Exercise goal:
Copy out every line of the records where the string "prefati" occurs.
___
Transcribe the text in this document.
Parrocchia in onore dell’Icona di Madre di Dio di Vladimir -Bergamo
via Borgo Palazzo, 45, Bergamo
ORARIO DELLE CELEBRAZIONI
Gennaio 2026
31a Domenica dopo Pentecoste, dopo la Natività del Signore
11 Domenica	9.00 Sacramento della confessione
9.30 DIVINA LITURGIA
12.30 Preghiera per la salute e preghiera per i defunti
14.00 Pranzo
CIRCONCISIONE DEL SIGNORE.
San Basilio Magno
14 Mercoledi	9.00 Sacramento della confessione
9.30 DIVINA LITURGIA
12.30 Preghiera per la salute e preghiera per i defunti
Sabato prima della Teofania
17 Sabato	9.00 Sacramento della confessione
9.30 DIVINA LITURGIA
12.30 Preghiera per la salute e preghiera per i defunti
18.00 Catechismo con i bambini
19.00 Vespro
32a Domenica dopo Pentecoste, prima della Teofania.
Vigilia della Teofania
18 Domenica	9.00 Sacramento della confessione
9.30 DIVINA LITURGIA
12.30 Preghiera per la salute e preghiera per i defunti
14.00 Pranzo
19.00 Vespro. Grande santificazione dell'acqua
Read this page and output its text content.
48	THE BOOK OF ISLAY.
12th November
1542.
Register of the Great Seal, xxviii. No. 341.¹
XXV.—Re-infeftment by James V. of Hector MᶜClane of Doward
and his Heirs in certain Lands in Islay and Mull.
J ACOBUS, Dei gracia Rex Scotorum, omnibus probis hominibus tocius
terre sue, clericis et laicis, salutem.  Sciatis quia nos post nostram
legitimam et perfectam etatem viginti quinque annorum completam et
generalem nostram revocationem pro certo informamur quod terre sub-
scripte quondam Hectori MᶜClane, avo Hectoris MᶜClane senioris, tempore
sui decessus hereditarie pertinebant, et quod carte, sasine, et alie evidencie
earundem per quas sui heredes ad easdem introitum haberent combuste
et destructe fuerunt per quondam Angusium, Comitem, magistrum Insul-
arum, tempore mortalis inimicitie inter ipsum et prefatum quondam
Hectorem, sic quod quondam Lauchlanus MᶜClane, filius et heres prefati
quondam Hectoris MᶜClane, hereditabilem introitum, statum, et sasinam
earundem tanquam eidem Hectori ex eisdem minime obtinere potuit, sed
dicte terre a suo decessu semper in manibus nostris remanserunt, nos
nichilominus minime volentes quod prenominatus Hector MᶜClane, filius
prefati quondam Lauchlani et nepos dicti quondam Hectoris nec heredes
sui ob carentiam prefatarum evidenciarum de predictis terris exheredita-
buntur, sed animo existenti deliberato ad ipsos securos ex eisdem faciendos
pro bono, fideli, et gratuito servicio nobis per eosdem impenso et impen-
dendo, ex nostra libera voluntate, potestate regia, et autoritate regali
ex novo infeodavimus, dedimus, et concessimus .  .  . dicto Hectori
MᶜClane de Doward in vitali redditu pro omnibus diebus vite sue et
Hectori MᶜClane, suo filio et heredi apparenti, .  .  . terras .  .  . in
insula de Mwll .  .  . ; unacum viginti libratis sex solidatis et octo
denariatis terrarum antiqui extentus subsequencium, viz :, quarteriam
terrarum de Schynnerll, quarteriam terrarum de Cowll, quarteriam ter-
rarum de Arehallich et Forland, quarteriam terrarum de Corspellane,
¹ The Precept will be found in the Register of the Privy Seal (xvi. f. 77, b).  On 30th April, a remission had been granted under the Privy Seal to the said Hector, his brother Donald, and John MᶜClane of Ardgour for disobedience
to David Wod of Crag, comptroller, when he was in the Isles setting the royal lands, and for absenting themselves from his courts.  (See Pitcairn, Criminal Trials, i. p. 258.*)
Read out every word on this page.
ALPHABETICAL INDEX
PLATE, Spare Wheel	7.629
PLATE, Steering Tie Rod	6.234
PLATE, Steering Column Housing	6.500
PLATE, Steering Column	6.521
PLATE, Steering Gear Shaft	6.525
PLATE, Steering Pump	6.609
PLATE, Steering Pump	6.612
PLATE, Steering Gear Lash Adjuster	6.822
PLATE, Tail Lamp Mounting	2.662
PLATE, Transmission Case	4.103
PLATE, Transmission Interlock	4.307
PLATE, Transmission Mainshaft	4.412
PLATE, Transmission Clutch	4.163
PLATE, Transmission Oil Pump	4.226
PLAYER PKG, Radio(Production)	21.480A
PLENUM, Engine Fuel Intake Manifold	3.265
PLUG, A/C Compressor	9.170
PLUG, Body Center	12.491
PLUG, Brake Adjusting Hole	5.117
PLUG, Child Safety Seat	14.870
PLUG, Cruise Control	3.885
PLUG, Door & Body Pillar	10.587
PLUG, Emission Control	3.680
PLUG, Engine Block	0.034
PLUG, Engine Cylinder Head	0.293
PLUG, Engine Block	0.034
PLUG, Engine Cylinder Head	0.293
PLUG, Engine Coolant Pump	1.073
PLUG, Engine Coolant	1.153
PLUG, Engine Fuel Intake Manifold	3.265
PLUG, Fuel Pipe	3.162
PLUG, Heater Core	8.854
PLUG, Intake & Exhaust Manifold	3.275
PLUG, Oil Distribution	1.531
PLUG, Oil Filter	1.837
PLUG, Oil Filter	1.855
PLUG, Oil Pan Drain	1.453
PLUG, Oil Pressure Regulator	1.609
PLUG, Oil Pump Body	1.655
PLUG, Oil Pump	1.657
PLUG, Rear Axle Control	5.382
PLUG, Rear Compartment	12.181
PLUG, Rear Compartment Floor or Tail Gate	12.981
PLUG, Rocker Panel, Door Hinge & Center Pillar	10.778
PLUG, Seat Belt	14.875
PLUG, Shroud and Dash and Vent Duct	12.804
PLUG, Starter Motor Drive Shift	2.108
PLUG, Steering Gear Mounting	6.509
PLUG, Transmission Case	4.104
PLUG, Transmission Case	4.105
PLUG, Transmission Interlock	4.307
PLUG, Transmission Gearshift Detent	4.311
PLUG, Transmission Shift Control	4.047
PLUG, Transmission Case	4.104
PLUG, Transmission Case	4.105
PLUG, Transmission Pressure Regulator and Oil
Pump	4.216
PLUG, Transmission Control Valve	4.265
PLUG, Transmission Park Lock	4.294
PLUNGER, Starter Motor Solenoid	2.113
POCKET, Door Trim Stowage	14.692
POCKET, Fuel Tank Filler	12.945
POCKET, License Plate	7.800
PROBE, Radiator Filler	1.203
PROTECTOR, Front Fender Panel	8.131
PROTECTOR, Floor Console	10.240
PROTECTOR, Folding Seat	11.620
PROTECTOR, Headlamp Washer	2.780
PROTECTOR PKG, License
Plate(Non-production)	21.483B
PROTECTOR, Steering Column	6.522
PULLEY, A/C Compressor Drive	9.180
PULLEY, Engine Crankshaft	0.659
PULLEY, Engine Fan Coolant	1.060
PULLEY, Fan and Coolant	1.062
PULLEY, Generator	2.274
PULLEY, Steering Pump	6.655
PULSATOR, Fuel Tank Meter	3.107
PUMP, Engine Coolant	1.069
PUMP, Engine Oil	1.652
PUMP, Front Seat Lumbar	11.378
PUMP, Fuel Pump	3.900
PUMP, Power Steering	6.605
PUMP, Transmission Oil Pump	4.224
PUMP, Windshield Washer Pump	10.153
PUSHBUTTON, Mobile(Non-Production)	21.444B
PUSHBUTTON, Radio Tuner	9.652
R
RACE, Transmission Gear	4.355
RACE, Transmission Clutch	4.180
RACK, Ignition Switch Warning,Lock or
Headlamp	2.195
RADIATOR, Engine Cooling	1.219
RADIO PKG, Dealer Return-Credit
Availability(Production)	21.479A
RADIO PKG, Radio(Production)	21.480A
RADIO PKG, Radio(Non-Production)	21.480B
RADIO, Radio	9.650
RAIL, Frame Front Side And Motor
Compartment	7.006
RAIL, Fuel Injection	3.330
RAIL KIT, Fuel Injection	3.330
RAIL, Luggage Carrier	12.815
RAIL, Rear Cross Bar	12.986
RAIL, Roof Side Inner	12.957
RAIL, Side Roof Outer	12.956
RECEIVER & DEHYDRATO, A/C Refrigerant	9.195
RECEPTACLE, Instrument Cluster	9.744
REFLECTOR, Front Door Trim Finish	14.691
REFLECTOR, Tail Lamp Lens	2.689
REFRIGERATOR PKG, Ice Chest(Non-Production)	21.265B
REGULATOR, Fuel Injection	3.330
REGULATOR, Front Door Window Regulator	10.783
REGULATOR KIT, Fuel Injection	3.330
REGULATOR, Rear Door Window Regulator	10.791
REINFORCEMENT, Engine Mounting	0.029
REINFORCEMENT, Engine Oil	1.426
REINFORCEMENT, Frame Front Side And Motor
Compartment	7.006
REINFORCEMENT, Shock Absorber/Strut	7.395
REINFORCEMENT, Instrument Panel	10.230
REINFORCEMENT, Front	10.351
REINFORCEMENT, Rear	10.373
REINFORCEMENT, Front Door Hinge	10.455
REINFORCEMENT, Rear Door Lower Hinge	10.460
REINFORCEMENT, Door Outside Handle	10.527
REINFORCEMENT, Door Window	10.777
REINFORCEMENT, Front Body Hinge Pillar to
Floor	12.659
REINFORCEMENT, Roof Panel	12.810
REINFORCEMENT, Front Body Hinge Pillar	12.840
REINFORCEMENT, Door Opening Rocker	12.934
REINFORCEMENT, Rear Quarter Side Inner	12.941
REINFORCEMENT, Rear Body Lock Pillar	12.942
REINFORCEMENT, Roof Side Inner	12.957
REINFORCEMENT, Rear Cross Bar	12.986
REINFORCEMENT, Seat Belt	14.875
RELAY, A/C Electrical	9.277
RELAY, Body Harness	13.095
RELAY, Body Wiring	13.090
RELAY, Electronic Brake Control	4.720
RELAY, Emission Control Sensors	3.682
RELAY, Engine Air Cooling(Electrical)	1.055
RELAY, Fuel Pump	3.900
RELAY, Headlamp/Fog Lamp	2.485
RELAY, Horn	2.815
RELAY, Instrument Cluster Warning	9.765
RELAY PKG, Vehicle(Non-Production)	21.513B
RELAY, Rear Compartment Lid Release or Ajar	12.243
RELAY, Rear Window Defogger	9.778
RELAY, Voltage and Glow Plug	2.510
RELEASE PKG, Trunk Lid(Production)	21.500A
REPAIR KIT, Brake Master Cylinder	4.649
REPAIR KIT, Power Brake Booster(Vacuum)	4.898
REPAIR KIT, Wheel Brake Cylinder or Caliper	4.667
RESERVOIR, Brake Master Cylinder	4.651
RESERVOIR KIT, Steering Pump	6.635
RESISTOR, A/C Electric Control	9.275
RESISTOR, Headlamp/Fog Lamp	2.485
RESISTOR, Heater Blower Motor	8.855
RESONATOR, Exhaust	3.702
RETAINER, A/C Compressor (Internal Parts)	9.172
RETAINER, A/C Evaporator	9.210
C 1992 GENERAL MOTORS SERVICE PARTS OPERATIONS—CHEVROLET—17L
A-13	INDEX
___
Written answer:
Hectorem, sic quod quondam Lauchlanus MᶜClane, filius et heres prefati
prefati quondam Lauchlani et nepos dicti quondam Hectoris nec heredes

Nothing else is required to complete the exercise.